Copy each line that holds "labels".
START
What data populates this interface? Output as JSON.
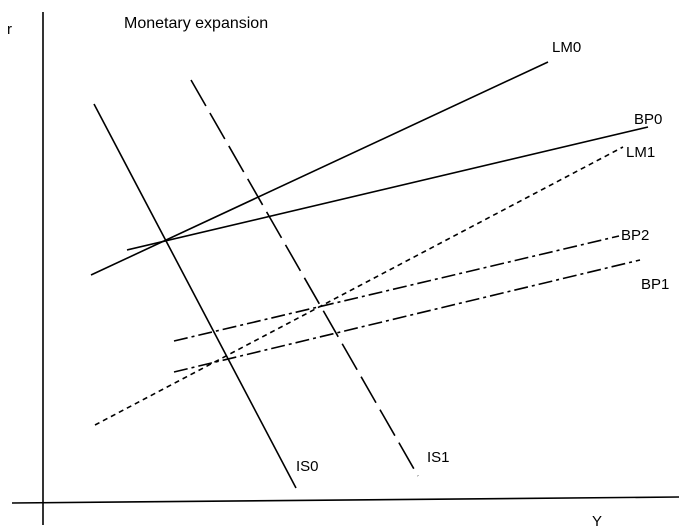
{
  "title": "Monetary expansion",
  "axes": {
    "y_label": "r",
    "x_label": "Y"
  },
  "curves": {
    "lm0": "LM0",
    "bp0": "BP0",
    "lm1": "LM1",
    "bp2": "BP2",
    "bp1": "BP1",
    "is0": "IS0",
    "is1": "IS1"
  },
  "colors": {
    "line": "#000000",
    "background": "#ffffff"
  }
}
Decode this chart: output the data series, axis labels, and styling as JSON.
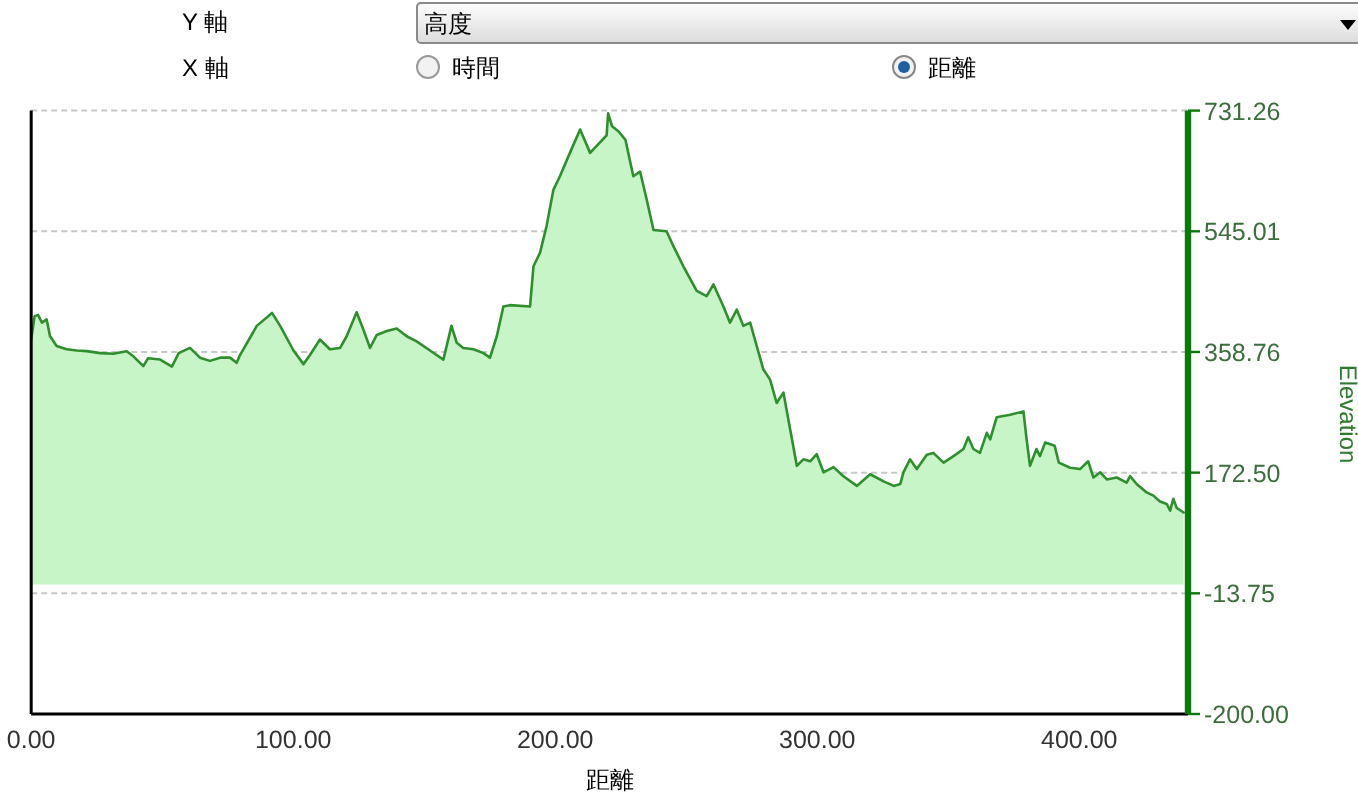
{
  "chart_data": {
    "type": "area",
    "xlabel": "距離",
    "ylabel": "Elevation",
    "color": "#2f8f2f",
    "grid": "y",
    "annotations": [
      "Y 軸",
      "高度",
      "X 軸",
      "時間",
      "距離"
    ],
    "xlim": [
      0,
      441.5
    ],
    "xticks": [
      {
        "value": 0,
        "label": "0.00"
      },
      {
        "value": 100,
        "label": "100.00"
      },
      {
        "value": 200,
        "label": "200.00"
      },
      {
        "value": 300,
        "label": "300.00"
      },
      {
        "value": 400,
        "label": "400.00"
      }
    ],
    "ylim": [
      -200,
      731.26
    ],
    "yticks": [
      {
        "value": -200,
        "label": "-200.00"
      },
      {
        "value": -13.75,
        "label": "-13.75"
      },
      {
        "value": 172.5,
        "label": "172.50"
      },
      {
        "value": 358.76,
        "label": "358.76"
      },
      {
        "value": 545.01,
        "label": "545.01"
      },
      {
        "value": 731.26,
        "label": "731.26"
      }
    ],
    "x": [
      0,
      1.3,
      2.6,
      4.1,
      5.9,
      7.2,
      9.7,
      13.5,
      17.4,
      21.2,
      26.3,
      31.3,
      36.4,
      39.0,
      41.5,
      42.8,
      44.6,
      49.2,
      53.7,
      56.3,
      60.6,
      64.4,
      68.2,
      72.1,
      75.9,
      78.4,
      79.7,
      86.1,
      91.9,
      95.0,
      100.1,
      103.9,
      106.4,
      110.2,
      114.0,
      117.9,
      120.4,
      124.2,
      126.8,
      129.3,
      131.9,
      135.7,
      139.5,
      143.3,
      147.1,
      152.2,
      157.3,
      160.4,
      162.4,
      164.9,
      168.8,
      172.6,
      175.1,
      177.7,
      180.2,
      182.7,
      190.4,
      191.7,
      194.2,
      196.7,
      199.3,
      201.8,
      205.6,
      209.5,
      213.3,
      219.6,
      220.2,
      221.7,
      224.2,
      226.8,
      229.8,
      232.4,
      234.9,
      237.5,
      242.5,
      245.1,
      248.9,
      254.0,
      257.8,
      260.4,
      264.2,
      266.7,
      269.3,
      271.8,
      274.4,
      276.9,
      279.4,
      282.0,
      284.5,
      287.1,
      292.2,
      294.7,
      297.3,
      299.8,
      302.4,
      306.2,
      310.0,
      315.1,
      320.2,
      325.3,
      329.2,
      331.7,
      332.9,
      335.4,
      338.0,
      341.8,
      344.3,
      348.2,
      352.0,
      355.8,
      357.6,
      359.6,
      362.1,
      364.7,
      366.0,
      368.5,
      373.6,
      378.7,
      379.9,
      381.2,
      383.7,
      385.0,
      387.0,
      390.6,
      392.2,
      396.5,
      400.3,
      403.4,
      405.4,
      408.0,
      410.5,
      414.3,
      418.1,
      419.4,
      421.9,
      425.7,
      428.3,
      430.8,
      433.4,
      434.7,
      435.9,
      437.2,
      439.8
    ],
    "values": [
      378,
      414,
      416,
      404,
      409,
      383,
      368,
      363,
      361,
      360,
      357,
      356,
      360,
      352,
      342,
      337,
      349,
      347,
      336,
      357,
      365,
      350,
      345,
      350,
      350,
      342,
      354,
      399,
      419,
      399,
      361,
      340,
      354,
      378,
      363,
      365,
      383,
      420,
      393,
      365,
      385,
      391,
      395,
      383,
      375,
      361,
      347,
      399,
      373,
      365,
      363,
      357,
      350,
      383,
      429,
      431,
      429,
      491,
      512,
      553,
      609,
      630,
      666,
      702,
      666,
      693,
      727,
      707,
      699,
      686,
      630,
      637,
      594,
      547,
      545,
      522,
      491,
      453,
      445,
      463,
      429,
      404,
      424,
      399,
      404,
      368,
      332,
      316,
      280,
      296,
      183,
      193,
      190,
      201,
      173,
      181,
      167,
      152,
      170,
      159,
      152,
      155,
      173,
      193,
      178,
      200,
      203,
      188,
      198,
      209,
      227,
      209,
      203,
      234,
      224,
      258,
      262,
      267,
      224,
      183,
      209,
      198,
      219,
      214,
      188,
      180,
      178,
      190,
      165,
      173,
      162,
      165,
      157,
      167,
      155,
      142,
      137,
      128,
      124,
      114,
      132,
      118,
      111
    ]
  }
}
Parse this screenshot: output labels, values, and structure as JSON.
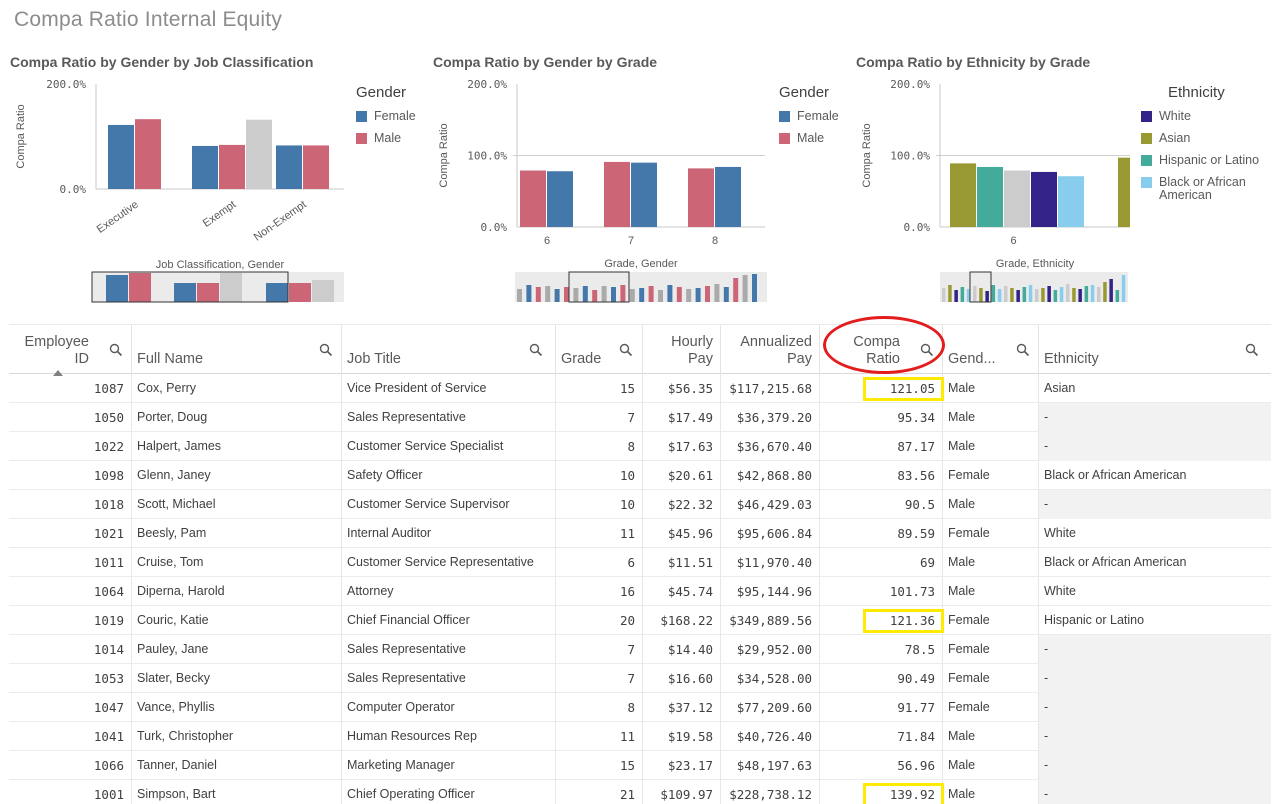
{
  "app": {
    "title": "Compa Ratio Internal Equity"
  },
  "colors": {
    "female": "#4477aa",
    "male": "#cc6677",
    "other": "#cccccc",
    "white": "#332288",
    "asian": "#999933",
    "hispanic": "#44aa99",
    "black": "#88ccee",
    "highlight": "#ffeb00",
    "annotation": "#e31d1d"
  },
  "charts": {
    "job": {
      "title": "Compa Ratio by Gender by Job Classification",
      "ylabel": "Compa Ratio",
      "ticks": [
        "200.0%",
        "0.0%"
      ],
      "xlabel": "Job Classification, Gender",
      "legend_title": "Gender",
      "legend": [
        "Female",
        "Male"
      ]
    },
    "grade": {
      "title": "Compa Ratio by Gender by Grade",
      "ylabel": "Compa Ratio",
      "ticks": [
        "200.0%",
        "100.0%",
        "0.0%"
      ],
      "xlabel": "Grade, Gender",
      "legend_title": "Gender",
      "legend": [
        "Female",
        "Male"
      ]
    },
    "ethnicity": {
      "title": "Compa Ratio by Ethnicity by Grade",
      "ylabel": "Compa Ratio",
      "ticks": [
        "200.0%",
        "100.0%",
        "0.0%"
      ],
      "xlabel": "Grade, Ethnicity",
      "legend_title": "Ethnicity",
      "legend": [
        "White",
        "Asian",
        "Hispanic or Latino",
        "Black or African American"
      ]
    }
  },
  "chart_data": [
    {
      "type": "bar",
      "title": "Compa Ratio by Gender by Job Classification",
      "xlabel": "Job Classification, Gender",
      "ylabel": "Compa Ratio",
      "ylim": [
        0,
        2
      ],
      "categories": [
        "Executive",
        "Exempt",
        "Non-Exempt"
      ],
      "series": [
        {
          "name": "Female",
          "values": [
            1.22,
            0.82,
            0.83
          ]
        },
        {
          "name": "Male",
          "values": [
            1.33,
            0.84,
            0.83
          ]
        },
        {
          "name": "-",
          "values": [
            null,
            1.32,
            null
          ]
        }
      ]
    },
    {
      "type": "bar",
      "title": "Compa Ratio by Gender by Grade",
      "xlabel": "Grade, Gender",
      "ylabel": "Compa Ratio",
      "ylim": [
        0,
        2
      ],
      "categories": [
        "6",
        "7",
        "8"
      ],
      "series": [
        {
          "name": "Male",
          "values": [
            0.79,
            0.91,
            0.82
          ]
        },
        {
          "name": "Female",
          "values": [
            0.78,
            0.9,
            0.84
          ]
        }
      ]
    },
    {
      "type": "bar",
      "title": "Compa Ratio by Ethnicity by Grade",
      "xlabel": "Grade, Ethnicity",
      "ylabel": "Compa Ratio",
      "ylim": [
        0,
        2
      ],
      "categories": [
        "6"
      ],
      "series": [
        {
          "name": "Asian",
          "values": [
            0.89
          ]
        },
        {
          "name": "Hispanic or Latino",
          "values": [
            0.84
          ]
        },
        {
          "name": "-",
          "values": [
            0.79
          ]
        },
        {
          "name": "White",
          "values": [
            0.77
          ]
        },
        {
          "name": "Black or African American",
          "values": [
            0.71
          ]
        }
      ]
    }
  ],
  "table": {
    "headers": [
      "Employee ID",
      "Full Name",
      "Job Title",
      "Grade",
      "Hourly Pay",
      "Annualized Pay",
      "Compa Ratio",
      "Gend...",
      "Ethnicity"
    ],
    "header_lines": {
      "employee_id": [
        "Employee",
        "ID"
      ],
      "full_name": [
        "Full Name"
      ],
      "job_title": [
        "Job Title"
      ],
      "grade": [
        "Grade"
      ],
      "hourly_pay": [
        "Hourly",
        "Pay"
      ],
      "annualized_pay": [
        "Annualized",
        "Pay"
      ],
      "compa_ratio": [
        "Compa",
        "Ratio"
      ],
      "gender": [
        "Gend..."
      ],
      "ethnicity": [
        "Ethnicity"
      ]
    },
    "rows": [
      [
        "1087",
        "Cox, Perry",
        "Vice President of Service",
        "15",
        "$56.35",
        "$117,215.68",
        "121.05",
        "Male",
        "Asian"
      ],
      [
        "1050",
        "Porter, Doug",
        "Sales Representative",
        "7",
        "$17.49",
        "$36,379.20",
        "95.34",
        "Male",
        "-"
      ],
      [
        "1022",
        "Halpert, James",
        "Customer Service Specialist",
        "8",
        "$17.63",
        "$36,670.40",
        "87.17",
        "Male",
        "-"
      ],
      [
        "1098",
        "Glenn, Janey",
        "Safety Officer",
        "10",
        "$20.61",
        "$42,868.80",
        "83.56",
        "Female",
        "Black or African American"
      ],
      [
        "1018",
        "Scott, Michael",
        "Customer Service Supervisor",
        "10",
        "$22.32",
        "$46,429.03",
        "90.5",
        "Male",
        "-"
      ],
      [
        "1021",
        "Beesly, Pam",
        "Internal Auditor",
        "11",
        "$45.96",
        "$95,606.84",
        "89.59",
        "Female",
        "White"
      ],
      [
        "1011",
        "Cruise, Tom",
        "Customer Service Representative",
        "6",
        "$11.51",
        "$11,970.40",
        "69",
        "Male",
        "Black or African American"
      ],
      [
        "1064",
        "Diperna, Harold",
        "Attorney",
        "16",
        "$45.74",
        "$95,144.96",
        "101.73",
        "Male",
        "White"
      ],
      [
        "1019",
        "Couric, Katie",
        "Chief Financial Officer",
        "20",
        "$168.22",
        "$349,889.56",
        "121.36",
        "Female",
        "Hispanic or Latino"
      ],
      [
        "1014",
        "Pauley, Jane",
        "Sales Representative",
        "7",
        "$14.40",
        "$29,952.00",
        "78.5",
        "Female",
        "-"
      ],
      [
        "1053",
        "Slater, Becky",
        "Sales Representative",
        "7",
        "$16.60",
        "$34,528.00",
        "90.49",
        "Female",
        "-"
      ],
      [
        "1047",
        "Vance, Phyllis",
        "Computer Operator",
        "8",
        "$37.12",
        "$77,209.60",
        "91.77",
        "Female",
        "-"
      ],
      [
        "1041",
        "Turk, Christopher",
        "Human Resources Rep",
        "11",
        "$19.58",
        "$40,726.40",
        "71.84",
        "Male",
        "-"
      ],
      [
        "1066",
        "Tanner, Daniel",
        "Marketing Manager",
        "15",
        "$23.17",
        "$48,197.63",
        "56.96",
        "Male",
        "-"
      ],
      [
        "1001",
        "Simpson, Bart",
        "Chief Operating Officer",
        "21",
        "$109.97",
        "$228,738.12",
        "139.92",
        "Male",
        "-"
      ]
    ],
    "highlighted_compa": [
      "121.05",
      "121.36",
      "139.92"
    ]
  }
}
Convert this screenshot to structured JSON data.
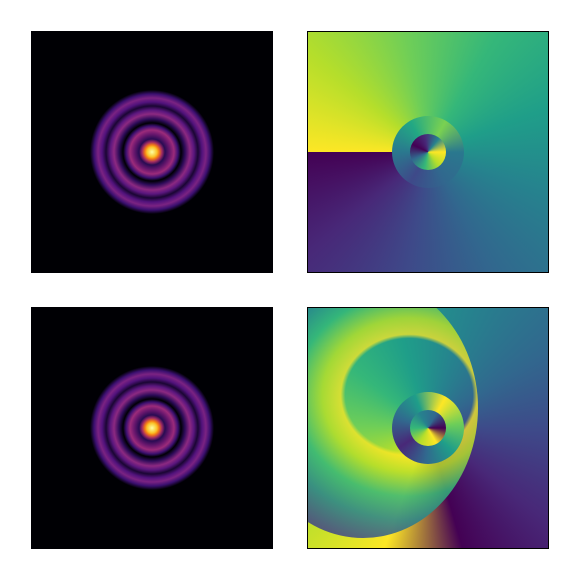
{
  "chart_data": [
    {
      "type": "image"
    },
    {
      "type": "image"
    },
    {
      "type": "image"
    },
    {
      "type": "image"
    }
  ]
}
END
Answer to this exercise.
Decode this chart: output the data series, axis labels, and styling as JSON.
Parse this screenshot: output labels, values, and structure as JSON.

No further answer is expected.